■ **EXERCISE DIRECTIONS**:
Return all of the entries exactly as written.

■ **EXTRACTED RECORDS**:

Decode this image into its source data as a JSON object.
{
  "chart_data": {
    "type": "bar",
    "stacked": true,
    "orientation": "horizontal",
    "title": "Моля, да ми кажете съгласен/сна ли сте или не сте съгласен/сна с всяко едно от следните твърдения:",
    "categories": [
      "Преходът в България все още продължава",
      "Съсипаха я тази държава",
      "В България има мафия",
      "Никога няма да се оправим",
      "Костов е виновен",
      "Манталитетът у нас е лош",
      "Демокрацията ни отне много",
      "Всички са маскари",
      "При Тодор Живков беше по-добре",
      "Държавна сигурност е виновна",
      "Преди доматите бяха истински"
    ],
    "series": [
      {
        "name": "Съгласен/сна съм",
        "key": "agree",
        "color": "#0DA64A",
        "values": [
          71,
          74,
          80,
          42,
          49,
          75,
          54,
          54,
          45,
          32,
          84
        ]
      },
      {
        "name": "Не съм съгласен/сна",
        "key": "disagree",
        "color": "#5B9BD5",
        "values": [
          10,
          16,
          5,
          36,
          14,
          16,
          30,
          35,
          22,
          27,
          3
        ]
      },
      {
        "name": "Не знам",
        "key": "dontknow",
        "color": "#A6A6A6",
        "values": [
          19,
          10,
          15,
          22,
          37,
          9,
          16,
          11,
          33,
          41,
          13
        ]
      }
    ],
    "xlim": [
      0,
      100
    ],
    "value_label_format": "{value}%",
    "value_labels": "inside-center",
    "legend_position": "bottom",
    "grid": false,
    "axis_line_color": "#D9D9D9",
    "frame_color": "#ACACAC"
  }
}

■ **FULL RESPONSE**:
Decode this image into its source data as a JSON object.
{
  "chart_data": {
    "type": "bar",
    "stacked": true,
    "orientation": "horizontal",
    "title": "Моля, да ми кажете съгласен/сна ли сте или не сте съгласен/сна с всяко едно от следните твърдения:",
    "categories": [
      "Преходът в България все още продължава",
      "Съсипаха я тази държава",
      "В България има мафия",
      "Никога няма да се оправим",
      "Костов е виновен",
      "Манталитетът у нас е лош",
      "Демокрацията ни отне много",
      "Всички са маскари",
      "При Тодор Живков беше по-добре",
      "Държавна сигурност е виновна",
      "Преди доматите бяха истински"
    ],
    "series": [
      {
        "name": "Съгласен/сна съм",
        "key": "agree",
        "color": "#0DA64A",
        "values": [
          71,
          74,
          80,
          42,
          49,
          75,
          54,
          54,
          45,
          32,
          84
        ]
      },
      {
        "name": "Не съм съгласен/сна",
        "key": "disagree",
        "color": "#5B9BD5",
        "values": [
          10,
          16,
          5,
          36,
          14,
          16,
          30,
          35,
          22,
          27,
          3
        ]
      },
      {
        "name": "Не знам",
        "key": "dontknow",
        "color": "#A6A6A6",
        "values": [
          19,
          10,
          15,
          22,
          37,
          9,
          16,
          11,
          33,
          41,
          13
        ]
      }
    ],
    "xlim": [
      0,
      100
    ],
    "value_label_format": "{value}%",
    "value_labels": "inside-center",
    "legend_position": "bottom",
    "grid": false,
    "axis_line_color": "#D9D9D9",
    "frame_color": "#ACACAC"
  }
}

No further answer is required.